> **DOCUMENT SEGMENT**:
Even a sounder economic structure might not have withstood this shock to public confidence. As it was, a paralysis of terror gripped the business world. More than eight thou sand commercial concerns failed between April 1 and October 1, 1893, with liabilities of nearly $285 million. Many banks also toppled, particularly in the West and South, and a hundred and fifty-six railways went into receivership, including the Erie, the Northern Pacific and the Union Pacific.
In the urban centers the problem of unemployment became acute, challenging all the resources of the new profession of social workers. The number of jobless was variously reckoned at from one million to four and a half million, the latter estimate being based upon trade-union figures.
As in 1873, private benevolence came to the aid of the needy, and many cities appropriated public funds both for direct relief and for emergency projects, such as the paving of streets and the building of sewers.
Meanwhile, the farmers sank deeper into the abyss of adversity, with wheat selling for but forty-nine cents a bushel in 1894. | | | |  | | | | | . . . farmers sank deeper into the abyss of adversity, with wheat selling for but forty-nine cents a bushel . . . |
Cleveland, viewing the situation in strictly monetary terms, resolved at all hazards to maintain the gold standard. A sound-money man by conviction, he was stiffened in his purpose by unremitting pressure from Wall Street. He set about to accomplish his aim through two courses of action.

Data items:

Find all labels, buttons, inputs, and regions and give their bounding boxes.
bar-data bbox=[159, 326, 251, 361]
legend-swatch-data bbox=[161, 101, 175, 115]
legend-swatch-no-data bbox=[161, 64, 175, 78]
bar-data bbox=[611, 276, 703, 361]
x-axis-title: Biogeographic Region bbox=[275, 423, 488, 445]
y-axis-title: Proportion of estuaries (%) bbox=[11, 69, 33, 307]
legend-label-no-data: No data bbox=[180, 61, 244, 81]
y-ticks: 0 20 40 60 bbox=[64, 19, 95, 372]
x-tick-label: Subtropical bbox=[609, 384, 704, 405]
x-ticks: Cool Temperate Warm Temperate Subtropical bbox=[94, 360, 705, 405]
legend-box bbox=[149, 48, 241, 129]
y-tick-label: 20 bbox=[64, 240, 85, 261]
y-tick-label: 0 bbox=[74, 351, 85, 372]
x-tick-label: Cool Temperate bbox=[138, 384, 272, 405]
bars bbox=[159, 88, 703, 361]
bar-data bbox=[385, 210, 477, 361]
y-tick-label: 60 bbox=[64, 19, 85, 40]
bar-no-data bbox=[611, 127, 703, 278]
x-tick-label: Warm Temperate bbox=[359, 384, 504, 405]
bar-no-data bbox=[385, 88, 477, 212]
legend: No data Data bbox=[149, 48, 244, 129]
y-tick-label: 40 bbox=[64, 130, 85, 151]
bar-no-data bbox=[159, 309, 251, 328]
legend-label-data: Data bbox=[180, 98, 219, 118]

> **INSTRUCTIONS TO FOLLOW**:
Set down word for word the part of the passage about the 1893 depression between "Meanwhile, the farmers" and "courses of action.", inclusive. Rely only on the passage about the 1893 depression, not on the data items.

> **RESULT**:
Meanwhile, the farmers sank deeper into the abyss of adversity, with wheat selling for but forty-nine cents a bushel in 1894. | | | |  | | | | | . . . farmers sank deeper into the abyss of adversity, with wheat selling for but forty-nine cents a bushel . . . |
Cleveland, viewing the situation in strictly monetary terms, resolved at all hazards to maintain the gold standard. A sound-money man by conviction, he was stiffened in his purpose by unremitting pressure from Wall Street. He set about to accomplish his aim through two courses of action.